### To do:
Could you copy out all of the records below exactly, leaving out every picture?

Images of pages and their text:
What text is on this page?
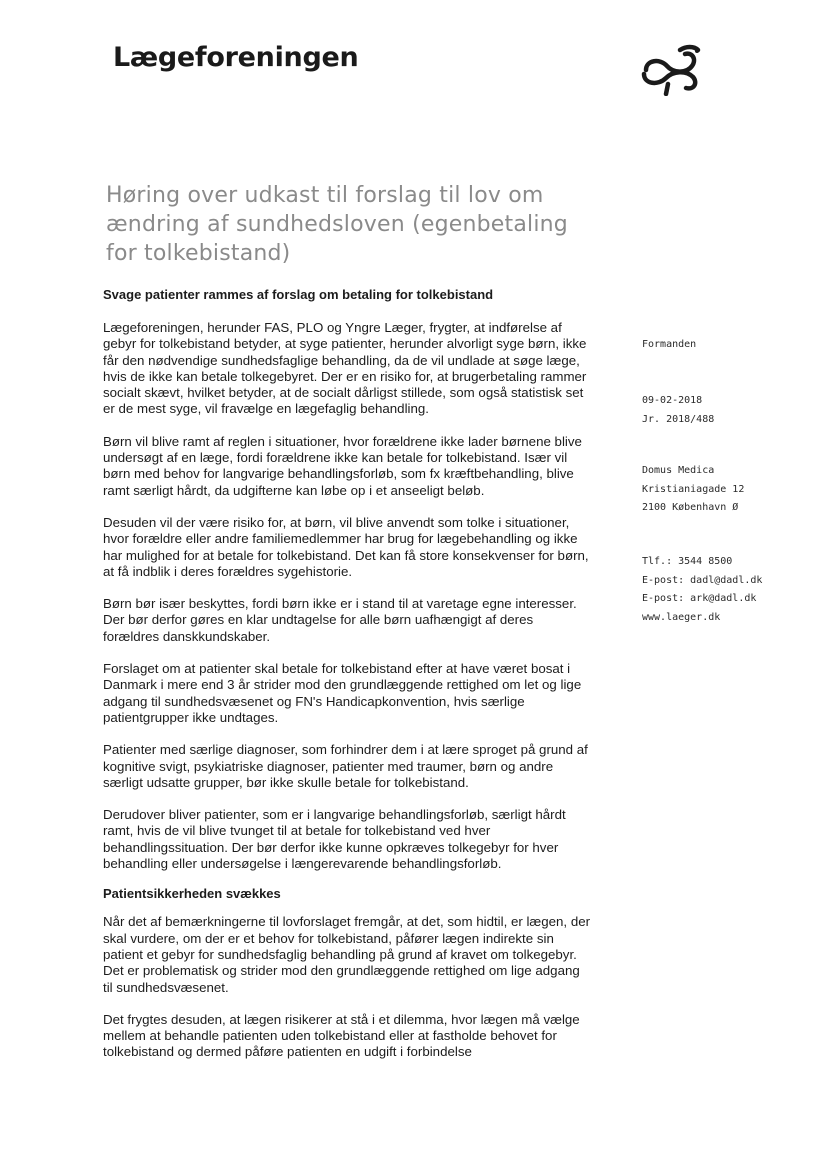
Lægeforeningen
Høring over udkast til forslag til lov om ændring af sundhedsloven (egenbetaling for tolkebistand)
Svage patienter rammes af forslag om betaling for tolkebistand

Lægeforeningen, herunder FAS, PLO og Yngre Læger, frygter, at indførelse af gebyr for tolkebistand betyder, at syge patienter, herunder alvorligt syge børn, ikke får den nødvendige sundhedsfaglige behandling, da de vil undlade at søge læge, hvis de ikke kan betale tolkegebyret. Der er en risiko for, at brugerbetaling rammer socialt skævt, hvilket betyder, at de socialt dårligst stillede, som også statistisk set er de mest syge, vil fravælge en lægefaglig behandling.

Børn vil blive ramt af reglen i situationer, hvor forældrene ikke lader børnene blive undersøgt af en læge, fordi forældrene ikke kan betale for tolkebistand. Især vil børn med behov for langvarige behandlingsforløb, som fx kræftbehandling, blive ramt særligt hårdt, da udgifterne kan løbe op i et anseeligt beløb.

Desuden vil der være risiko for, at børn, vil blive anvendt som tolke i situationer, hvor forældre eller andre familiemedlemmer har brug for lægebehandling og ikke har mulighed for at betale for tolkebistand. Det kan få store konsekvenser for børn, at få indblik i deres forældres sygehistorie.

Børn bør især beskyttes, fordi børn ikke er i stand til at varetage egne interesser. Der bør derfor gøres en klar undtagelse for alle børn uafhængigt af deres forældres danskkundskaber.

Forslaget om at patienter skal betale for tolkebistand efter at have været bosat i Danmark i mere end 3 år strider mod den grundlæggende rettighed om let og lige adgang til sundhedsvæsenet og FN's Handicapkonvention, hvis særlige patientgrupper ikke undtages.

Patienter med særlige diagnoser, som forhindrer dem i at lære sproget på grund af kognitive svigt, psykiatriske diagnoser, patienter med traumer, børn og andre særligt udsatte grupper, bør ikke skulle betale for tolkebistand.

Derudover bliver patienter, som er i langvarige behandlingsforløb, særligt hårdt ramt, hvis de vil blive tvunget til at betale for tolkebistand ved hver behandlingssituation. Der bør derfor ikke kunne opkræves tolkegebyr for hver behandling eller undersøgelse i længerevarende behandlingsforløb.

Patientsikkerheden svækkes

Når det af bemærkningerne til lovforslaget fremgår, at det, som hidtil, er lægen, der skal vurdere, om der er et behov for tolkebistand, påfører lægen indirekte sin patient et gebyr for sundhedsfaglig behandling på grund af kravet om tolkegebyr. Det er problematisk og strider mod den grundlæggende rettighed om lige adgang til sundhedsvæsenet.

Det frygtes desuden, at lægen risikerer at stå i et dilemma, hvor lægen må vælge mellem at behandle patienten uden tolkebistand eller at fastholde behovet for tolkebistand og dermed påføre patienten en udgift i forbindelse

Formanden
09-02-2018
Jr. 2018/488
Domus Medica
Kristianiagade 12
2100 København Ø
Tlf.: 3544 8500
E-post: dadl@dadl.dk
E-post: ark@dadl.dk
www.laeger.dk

### Result of this task:
What text is on this page?
Lægeforeningen
Høring over udkast til forslag til lov om ændring af sundhedsloven (egenbetaling for tolkebistand)
Svage patienter rammes af forslag om betaling for tolkebistand

Lægeforeningen, herunder FAS, PLO og Yngre Læger, frygter, at indførelse af gebyr for tolkebistand betyder, at syge patienter, herunder alvorligt syge børn, ikke får den nødvendige sundhedsfaglige behandling, da de vil undlade at søge læge, hvis de ikke kan betale tolkegebyret. Der er en risiko for, at brugerbetaling rammer socialt skævt, hvilket betyder, at de socialt dårligst stillede, som også statistisk set er de mest syge, vil fravælge en lægefaglig behandling.

Børn vil blive ramt af reglen i situationer, hvor forældrene ikke lader børnene blive undersøgt af en læge, fordi forældrene ikke kan betale for tolkebistand. Især vil børn med behov for langvarige behandlingsforløb, som fx kræftbehandling, blive ramt særligt hårdt, da udgifterne kan løbe op i et anseeligt beløb.

Desuden vil der være risiko for, at børn, vil blive anvendt som tolke i situationer, hvor forældre eller andre familiemedlemmer har brug for lægebehandling og ikke har mulighed for at betale for tolkebistand. Det kan få store konsekvenser for børn, at få indblik i deres forældres sygehistorie.

Børn bør især beskyttes, fordi børn ikke er i stand til at varetage egne interesser. Der bør derfor gøres en klar undtagelse for alle børn uafhængigt af deres forældres danskkundskaber.

Forslaget om at patienter skal betale for tolkebistand efter at have været bosat i Danmark i mere end 3 år strider mod den grundlæggende rettighed om let og lige adgang til sundhedsvæsenet og FN's Handicapkonvention, hvis særlige patientgrupper ikke undtages.

Patienter med særlige diagnoser, som forhindrer dem i at lære sproget på grund af kognitive svigt, psykiatriske diagnoser, patienter med traumer, børn og andre særligt udsatte grupper, bør ikke skulle betale for tolkebistand.

Derudover bliver patienter, som er i langvarige behandlingsforløb, særligt hårdt ramt, hvis de vil blive tvunget til at betale for tolkebistand ved hver behandlingssituation. Der bør derfor ikke kunne opkræves tolkegebyr for hver behandling eller undersøgelse i længerevarende behandlingsforløb.

Patientsikkerheden svækkes

Når det af bemærkningerne til lovforslaget fremgår, at det, som hidtil, er lægen, der skal vurdere, om der er et behov for tolkebistand, påfører lægen indirekte sin patient et gebyr for sundhedsfaglig behandling på grund af kravet om tolkegebyr. Det er problematisk og strider mod den grundlæggende rettighed om lige adgang til sundhedsvæsenet.

Det frygtes desuden, at lægen risikerer at stå i et dilemma, hvor lægen må vælge mellem at behandle patienten uden tolkebistand eller at fastholde behovet for tolkebistand og dermed påføre patienten en udgift i forbindelse

Formanden
09-02-2018
Jr. 2018/488
Domus Medica
Kristianiagade 12
2100 København Ø
Tlf.: 3544 8500
E-post: dadl@dadl.dk
E-post: ark@dadl.dk
www.laeger.dk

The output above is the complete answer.